◆ **Task instructions**:
Do these statements agree with the bow echo passage below? Answer yes or no for each, and quote the words from the passage that settle it. (a) At 1545 UTC, the cold pool had warmed since the mesohigh surge. (b) No repeatable pattern of low pressure and warm temperature anomalies could be found. (c) By 1715 UTC, the system had left the state.

At 1545 UTC (Fig. 6f), the convective line fully bowed out, with the new apex to the northeast of the original mesohigh surge. The cold pool was centered behind this new bowing segment and cooled by 1°C since the mesohigh surge. The mesohigh was still located at the southern end of the convective line, but was eclipsed by the new bowing segment. Stations near the convective line and in the leading pressure gradient reported northwesterly flow. By 1715 UTC (not shown), the system exited the state while dissipating.
4. Surface pressure and temperature pattern synopsis
An examination of all bowing episodes was conducted to find recurring mesoscale surface pressure, temperature, or wind patterns. The existence of features often associated with linear MCSs, such as the postsystem wake low and warm region, presquall mesolow and warm region, and mesohigh and cold pool, were all observed. However, repeatable patterns of low pressure and warm temperature anomalies could not be established because the positioning and intensity of these features varied widely over the lifetime of each bow echo. A recurring pattern that could be identified was the surging of the mesohigh in advance of the convective line preceding bowing, which is depicted in the conceptual model shown in Fig. 7.

◆ **Provided material**:
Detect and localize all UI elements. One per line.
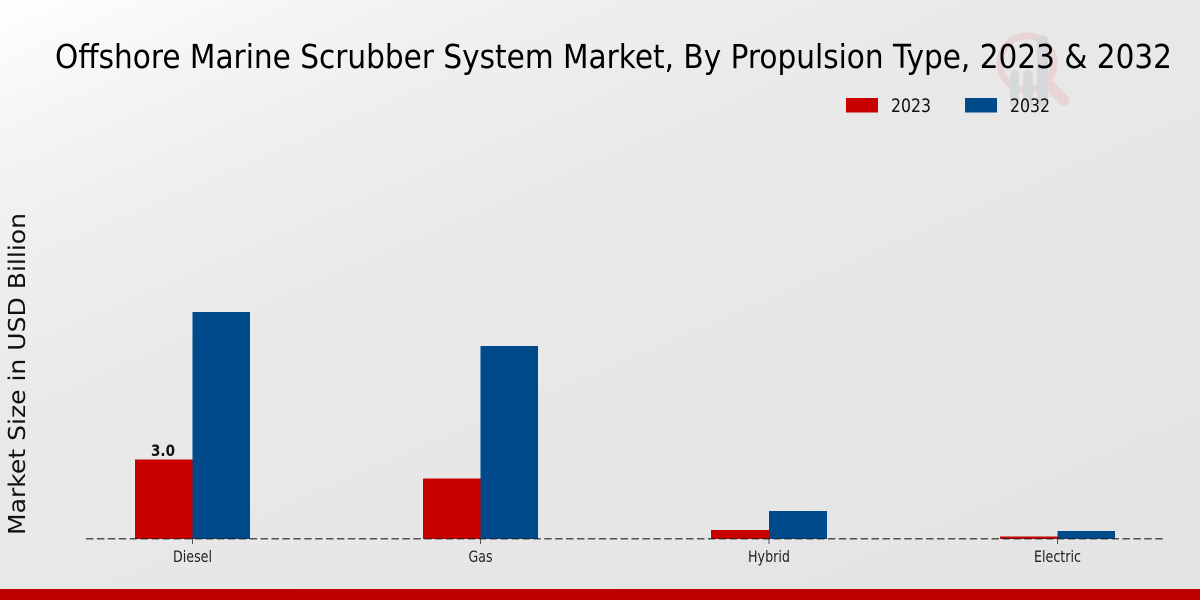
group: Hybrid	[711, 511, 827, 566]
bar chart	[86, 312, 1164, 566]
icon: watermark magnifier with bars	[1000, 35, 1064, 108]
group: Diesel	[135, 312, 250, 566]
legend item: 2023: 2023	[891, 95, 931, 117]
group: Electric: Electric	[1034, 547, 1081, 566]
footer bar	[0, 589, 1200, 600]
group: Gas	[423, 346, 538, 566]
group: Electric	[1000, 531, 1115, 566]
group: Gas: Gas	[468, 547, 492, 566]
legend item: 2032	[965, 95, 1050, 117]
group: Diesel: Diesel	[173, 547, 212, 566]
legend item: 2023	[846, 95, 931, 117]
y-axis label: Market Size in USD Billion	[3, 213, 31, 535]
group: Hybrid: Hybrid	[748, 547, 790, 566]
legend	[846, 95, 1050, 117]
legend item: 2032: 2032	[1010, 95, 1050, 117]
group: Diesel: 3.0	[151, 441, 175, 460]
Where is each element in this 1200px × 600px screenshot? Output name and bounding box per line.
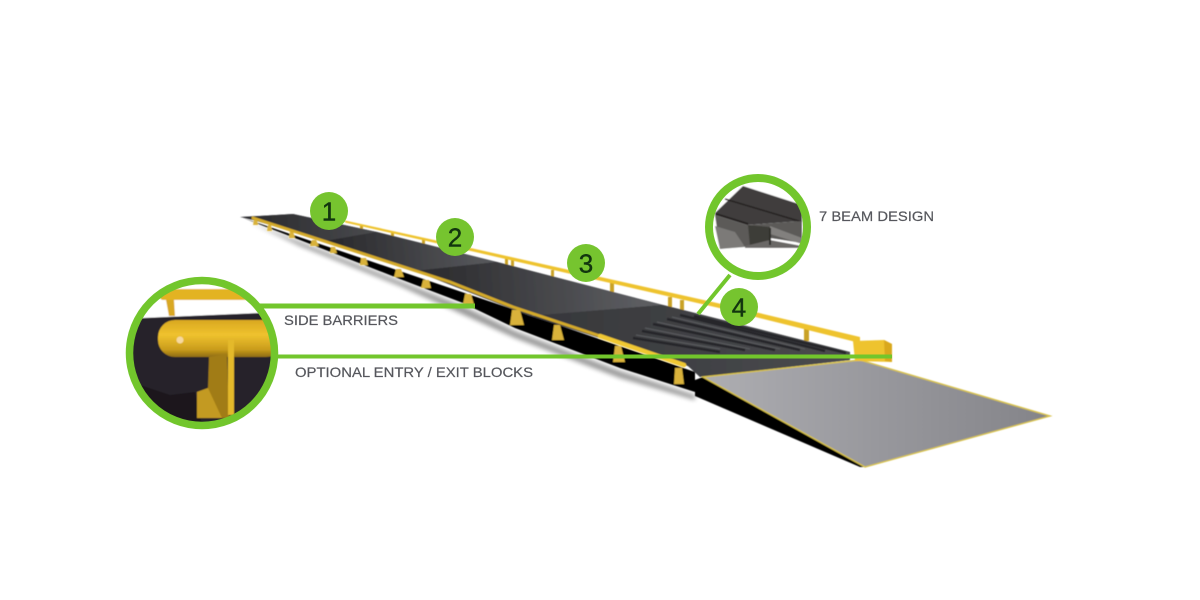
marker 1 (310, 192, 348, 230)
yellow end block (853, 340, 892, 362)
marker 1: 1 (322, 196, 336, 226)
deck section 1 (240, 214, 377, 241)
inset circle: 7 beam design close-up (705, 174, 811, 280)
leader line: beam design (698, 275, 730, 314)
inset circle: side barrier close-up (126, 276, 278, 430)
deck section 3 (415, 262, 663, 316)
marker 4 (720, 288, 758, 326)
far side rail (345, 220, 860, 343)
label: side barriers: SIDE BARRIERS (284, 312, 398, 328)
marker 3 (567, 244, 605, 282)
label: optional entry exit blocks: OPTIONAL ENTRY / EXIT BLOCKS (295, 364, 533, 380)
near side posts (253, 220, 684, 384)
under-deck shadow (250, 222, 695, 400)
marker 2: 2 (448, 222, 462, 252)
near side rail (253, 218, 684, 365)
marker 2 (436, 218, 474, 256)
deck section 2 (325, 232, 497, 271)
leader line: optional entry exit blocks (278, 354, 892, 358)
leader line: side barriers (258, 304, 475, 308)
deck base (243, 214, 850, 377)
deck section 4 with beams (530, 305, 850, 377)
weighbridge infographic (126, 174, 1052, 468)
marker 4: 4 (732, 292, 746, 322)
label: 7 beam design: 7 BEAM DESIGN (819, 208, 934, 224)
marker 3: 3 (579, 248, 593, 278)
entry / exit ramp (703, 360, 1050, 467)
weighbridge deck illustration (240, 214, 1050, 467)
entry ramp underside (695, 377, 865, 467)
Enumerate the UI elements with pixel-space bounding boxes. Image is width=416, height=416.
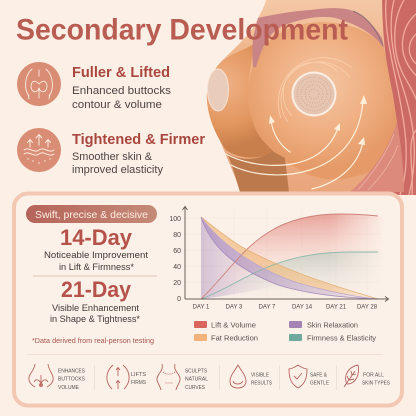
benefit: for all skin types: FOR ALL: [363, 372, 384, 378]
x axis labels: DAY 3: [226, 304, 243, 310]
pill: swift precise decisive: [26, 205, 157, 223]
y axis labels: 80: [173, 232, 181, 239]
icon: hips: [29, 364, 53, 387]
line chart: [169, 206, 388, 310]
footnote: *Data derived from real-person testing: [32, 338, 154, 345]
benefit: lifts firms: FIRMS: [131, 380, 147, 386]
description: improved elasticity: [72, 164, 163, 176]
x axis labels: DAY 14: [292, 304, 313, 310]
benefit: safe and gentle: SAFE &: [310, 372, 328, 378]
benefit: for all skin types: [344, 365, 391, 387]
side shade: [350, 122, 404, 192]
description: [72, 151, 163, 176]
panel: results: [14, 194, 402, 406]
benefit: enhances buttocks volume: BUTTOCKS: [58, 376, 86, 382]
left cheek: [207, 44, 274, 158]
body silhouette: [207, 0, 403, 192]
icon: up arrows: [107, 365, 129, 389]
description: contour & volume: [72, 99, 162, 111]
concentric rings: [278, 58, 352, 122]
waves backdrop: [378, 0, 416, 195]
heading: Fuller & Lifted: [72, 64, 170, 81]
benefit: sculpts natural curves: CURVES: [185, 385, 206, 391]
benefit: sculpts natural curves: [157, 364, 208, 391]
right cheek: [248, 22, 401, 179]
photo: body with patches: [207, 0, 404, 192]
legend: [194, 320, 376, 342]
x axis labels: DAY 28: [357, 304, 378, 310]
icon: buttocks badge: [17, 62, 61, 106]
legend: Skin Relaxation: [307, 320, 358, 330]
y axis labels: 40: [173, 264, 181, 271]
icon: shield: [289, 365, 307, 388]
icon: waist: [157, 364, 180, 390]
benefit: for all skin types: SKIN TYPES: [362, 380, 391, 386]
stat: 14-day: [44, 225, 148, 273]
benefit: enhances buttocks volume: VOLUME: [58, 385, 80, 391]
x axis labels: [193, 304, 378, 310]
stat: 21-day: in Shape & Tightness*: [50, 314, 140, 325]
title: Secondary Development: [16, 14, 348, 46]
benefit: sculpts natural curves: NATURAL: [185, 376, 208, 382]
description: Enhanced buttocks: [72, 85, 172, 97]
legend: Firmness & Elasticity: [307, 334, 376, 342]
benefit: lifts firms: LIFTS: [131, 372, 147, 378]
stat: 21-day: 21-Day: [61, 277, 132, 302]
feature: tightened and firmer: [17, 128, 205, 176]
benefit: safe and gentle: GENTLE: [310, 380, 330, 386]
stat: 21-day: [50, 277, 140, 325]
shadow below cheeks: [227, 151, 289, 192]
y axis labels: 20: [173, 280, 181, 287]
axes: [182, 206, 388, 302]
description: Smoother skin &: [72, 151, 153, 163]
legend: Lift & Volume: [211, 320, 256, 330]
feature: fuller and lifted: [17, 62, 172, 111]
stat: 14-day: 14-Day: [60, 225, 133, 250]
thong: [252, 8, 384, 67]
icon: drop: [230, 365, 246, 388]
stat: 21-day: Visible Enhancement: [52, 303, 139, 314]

◆ **Solution to this exercise**:
(a) No: "cooled by 1°C since the mesohigh surge"
(b) Yes: "repeatable patterns of low pressure and warm temperature anomalies could not be established"
(c) Yes: "By 1715 UTC (not shown), the system exited the state while dissipating."